— Start of Material for the task —
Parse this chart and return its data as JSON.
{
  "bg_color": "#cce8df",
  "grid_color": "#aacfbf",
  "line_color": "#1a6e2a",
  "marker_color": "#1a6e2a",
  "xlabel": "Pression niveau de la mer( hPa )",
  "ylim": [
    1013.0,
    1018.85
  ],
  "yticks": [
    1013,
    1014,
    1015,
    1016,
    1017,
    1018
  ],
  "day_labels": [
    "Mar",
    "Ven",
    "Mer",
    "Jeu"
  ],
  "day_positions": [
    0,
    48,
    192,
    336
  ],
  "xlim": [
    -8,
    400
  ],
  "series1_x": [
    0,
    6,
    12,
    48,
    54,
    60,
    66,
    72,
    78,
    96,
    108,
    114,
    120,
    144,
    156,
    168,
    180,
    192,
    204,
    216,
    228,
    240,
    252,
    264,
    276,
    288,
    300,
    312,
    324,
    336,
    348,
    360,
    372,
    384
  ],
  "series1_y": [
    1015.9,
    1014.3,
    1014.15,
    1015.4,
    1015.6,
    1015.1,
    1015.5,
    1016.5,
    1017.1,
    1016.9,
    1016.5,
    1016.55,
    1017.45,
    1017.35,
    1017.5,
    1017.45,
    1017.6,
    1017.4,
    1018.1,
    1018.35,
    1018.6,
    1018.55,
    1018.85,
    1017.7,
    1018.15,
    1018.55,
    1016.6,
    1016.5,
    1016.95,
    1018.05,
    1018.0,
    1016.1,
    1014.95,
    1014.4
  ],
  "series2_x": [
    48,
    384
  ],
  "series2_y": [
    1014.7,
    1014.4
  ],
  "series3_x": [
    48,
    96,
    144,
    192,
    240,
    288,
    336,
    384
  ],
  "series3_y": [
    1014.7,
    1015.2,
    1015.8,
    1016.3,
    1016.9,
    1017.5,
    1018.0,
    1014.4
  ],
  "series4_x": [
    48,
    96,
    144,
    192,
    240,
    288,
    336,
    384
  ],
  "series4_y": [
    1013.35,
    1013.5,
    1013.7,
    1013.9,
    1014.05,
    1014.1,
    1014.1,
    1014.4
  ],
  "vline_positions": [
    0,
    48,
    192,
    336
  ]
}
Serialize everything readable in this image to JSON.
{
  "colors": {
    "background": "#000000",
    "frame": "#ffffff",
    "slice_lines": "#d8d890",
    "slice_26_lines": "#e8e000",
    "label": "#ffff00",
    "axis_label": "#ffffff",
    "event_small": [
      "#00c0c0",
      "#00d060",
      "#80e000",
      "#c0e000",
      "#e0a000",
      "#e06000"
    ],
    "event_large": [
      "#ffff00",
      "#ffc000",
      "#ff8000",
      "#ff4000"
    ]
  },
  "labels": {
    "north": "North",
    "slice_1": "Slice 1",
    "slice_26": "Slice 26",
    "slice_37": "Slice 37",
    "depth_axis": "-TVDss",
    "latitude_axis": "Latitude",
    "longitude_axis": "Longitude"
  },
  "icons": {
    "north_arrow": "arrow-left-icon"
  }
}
— End of Material for the task —
* **What you have to do**
Using the listing above, pick out each line that contains the word "this", then copy it.

* **Response**
Parse this chart and return its data as JSON.
Serialize everything readable in this image to JSON.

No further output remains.